◆ **RECORD EXTRACTS**

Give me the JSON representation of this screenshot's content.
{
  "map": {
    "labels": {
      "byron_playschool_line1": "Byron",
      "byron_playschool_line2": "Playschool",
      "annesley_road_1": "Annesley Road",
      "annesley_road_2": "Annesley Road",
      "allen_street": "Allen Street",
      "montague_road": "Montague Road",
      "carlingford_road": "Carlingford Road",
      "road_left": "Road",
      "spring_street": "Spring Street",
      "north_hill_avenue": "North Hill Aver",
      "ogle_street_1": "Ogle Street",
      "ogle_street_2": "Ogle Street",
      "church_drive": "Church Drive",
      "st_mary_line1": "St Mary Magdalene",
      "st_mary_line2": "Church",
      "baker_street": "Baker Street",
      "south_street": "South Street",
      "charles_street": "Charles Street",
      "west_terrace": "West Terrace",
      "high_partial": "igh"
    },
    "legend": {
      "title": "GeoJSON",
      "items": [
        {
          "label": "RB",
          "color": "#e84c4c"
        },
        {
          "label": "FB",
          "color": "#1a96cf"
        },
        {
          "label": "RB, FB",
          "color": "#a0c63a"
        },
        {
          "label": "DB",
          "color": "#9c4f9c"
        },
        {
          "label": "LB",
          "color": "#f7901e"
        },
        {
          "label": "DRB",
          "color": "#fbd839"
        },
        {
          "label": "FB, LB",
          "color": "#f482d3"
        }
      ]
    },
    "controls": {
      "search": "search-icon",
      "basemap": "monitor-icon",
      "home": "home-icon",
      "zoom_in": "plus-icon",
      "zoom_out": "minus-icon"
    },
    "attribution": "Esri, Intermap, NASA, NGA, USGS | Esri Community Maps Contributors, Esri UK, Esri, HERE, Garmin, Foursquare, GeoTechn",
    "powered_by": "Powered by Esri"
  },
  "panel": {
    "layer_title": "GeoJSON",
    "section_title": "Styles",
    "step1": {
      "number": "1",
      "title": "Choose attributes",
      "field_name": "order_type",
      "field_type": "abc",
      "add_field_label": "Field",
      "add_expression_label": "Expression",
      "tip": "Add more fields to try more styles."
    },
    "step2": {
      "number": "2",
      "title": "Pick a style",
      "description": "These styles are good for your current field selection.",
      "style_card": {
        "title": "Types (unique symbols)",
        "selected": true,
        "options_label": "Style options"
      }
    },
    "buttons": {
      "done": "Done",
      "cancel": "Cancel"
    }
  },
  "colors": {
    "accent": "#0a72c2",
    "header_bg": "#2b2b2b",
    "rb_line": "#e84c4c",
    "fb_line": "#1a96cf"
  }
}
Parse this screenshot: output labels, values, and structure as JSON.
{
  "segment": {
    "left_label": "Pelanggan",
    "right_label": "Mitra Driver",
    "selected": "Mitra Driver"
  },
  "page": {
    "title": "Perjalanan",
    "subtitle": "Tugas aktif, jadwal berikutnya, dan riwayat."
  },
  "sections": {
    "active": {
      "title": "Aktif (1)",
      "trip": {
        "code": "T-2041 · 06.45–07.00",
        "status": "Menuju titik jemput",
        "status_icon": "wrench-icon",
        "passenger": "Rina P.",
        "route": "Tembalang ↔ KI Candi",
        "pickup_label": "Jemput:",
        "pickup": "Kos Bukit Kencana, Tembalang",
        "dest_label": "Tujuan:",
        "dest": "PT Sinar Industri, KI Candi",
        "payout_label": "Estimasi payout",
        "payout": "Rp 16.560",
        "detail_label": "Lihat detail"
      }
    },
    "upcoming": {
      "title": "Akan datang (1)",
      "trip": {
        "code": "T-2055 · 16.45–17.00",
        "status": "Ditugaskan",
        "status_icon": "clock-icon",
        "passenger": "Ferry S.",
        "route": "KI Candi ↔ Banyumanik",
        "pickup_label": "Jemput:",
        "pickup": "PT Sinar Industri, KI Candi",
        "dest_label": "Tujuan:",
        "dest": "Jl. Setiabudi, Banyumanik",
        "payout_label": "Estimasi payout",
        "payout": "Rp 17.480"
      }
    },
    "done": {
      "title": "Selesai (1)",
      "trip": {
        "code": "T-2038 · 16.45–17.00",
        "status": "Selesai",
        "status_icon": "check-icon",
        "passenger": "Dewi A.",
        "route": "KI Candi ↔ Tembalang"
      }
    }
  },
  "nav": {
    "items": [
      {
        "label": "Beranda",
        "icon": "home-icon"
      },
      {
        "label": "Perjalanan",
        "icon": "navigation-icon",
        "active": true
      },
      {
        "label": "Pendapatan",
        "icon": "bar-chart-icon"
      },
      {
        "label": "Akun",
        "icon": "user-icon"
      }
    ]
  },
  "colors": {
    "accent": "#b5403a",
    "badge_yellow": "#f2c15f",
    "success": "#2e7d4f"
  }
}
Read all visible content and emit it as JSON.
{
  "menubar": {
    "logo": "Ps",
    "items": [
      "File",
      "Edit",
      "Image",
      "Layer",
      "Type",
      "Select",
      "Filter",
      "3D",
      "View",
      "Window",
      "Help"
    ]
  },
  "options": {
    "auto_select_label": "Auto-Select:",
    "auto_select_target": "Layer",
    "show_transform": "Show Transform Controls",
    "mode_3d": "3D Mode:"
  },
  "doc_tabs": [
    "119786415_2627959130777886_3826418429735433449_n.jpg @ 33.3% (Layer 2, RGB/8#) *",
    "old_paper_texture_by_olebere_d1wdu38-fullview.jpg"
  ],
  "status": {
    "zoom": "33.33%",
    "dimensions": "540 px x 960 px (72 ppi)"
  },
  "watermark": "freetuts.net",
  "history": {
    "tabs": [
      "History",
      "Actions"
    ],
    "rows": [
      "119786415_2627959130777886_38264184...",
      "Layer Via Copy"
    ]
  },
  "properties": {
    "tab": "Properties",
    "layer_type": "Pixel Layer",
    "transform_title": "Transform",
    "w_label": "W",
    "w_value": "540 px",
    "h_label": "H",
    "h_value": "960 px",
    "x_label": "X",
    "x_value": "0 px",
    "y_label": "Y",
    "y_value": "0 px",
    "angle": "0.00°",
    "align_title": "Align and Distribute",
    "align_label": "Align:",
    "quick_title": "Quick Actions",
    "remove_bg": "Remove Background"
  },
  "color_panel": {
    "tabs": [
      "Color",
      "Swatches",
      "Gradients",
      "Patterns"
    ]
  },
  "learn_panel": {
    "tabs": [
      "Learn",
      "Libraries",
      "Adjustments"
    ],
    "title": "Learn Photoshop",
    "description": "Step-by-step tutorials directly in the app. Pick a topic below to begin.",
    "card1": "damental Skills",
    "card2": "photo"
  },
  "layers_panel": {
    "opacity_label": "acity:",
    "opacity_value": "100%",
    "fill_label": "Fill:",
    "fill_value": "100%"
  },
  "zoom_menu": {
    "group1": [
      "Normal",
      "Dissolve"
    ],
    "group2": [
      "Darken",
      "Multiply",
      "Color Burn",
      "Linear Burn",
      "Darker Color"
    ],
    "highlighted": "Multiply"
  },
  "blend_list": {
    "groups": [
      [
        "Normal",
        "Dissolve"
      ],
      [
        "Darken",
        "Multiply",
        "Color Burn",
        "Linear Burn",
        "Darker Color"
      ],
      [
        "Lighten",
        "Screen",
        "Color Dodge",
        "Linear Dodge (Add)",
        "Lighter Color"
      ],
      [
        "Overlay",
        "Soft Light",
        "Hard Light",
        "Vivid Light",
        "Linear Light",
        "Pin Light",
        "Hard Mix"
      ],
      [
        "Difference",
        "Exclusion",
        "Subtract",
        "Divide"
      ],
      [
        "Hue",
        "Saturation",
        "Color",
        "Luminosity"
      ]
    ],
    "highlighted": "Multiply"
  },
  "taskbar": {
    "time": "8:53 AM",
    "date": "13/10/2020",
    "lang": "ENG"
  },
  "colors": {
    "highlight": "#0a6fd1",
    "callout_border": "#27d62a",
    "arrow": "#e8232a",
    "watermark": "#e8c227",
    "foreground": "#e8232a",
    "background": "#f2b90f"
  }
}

◆ **WHAT THIS TASK INVOLVES**
Identify each line in the records above that contains the word "Esri", and copy it out in full.

◆ **FINISHED ANSWER**
    "attribution": "Esri, Intermap, NASA, NGA, USGS | Esri Community Maps Contributors, Esri UK, Esri, HERE, Garmin, Foursquare, GeoTechn",
    "powered_by": "Powered by Esri"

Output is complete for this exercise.